Please answer these questions using the passage about Lord Kelvin:
1. During which years did Lord Kelvin live?
2. Who is called the father of modern astronomy?
3. Which concept was Kelvin the first scientist to use?

#### Document segment
■ ■ ■
Now, that guy, Kelvin, Lord Kelvin, who did this. He lived back, 1824 to 1907. Well, from time to time in a Bible study or on the air I’ll point out Christians, strong Christians who are also incredible scientists, like we’ve talked a lot about Galileo who defended vigorously the truth of the Bible, and Johann Kepler, the father of modern astronomy, who was such a strong Christian and defended the Bible to the hilt. Well Lord Kelvin, he was a scientist, a Bible believing scientist after the stature of like Isaac Newton and Michael Faraday. Newton we know pretty well. Faraday was a leader in electronics and magnetism. In fact, just like they named Kelvin after Lord Kelvin, they’ve got the Faraday, they named these electrical units after Michael Faraday.

Well Kelvin, he established thermodynamics. Remember when we started this Bible study talking about the First and Second Laws of Thermodynamics, the most basic laws of all the physical sciences? Lord Kelvin established that, he defined them, initially. He was the first scientist to use the concept of energy. He talked about energy and used that in his work.
■ ■ ■
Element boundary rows
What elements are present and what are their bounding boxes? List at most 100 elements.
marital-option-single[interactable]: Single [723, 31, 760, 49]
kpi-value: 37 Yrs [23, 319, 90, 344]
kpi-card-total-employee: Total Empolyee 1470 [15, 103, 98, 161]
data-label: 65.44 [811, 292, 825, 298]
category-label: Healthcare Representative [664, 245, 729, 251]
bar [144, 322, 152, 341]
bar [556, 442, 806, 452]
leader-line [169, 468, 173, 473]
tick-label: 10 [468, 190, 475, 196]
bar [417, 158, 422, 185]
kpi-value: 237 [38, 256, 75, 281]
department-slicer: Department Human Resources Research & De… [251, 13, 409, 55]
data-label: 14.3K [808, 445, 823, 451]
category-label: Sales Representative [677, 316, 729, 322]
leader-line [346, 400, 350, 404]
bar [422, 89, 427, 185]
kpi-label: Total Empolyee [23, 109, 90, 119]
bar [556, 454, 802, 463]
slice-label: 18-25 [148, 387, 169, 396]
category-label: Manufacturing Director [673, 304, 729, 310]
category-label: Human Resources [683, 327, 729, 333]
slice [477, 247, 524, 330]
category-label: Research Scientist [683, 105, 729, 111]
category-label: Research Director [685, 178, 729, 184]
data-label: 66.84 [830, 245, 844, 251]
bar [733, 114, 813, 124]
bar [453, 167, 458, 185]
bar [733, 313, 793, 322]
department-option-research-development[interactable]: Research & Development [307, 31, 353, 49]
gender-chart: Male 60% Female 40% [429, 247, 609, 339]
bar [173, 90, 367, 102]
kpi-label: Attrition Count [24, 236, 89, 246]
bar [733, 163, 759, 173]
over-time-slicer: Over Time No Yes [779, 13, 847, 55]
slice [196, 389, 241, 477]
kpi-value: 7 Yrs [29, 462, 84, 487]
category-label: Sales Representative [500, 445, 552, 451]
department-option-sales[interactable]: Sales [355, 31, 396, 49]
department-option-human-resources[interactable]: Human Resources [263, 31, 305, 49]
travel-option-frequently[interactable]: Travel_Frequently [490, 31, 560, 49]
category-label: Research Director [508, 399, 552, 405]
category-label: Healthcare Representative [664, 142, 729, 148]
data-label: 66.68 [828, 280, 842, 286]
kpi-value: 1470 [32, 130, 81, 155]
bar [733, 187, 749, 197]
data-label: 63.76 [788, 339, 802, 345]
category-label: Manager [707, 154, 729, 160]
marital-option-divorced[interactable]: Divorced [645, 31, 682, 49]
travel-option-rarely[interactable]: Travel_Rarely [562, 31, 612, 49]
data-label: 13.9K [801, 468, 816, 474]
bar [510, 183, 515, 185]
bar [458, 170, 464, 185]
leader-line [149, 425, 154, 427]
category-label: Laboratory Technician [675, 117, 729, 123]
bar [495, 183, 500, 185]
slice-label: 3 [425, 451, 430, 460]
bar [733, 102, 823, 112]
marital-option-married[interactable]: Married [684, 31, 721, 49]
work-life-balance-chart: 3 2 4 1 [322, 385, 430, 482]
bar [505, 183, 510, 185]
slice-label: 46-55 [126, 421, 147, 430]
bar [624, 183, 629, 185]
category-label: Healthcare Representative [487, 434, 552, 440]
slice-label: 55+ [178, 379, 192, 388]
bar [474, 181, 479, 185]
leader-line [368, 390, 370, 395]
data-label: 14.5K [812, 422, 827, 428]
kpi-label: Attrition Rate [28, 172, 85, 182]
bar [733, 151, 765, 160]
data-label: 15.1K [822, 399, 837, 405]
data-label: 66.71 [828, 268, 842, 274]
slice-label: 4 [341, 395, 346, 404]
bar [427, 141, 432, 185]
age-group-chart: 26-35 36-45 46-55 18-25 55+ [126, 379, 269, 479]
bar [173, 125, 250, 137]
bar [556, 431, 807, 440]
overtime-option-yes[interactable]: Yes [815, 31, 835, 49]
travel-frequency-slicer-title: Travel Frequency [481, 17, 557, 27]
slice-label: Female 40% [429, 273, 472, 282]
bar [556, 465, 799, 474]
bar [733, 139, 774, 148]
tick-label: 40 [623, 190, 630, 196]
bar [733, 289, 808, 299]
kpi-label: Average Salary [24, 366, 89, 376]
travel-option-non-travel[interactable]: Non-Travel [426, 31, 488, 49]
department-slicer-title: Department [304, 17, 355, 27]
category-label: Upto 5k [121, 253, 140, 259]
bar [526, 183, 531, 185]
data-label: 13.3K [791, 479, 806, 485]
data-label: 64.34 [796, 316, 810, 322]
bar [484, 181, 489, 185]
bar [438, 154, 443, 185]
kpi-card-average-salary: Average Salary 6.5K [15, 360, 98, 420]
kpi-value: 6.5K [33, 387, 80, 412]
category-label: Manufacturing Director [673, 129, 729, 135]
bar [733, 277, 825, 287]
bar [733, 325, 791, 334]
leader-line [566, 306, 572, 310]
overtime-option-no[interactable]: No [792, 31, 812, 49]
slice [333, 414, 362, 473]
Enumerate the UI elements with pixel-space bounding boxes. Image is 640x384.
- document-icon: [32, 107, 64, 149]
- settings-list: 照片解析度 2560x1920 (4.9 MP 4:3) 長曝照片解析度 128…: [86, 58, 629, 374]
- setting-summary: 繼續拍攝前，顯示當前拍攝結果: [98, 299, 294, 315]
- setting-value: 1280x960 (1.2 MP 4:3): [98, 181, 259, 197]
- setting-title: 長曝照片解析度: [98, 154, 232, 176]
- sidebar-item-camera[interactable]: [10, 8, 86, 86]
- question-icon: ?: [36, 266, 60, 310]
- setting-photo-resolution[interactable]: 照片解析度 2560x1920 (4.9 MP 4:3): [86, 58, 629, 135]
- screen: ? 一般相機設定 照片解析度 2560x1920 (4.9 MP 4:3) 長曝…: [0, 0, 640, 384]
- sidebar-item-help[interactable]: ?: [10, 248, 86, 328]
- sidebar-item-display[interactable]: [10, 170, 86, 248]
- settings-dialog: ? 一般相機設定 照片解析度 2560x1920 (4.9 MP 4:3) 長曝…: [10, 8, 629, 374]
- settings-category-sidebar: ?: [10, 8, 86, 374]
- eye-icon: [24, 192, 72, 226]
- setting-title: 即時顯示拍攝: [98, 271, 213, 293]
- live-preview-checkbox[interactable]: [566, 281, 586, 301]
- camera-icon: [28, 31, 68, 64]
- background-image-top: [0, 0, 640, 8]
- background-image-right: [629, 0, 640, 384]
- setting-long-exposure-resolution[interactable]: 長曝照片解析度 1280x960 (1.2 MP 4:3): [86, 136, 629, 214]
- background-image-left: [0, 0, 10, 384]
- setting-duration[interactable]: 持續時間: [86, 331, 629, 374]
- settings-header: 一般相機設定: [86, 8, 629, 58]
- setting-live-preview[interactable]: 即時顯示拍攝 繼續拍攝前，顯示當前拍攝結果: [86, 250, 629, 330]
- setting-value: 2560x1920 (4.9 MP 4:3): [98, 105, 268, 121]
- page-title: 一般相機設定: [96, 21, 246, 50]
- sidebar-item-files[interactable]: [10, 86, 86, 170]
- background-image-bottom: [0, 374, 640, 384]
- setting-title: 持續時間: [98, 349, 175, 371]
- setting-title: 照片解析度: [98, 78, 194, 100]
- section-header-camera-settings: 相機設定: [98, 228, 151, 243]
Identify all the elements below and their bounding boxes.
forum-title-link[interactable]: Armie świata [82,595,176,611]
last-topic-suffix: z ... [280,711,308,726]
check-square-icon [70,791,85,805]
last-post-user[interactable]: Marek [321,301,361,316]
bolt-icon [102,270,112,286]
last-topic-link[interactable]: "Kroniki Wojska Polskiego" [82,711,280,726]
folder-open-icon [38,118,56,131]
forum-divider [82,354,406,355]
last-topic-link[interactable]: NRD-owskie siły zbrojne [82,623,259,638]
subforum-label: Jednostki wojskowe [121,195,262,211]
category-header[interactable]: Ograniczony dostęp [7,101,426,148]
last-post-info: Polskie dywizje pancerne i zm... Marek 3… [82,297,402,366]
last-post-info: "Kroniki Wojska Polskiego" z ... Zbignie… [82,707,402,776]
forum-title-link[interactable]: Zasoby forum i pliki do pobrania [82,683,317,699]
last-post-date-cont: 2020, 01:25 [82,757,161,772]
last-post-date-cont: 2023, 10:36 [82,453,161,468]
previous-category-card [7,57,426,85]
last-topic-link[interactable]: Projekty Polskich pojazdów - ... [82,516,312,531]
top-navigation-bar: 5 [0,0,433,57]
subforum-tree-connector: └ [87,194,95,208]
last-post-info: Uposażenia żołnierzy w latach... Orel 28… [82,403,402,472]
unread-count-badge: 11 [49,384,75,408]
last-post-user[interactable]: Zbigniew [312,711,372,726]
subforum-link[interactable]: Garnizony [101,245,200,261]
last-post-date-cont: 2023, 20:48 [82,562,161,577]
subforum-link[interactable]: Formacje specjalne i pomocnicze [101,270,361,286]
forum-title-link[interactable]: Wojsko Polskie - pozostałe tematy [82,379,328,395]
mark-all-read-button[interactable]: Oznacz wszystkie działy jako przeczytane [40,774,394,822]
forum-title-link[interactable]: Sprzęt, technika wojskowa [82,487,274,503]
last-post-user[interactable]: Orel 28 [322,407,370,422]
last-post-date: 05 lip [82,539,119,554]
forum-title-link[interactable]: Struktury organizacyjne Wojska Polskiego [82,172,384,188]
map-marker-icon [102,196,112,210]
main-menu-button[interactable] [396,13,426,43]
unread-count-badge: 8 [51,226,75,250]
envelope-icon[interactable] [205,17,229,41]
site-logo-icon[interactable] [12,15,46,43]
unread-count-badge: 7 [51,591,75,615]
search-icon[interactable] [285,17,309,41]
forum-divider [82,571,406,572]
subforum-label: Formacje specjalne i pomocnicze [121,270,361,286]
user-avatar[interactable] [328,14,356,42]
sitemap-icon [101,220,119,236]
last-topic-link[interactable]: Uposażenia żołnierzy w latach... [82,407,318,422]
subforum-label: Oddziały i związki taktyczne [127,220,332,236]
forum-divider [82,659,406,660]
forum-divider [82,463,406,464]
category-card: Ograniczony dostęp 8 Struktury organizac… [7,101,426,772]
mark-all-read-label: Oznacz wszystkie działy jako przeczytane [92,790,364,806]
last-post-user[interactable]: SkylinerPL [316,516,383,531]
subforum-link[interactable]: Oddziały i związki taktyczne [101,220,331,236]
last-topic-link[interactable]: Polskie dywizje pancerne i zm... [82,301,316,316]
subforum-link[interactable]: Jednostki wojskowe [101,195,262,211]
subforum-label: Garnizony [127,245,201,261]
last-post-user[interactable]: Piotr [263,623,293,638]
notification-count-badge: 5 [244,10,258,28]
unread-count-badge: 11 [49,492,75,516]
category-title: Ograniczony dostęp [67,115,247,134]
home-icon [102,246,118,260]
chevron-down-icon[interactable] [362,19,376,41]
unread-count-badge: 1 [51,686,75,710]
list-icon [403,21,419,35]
■ ■ ■
#### Correct response
1. 1824 to 1907
2. Johann Kepler
3. Energy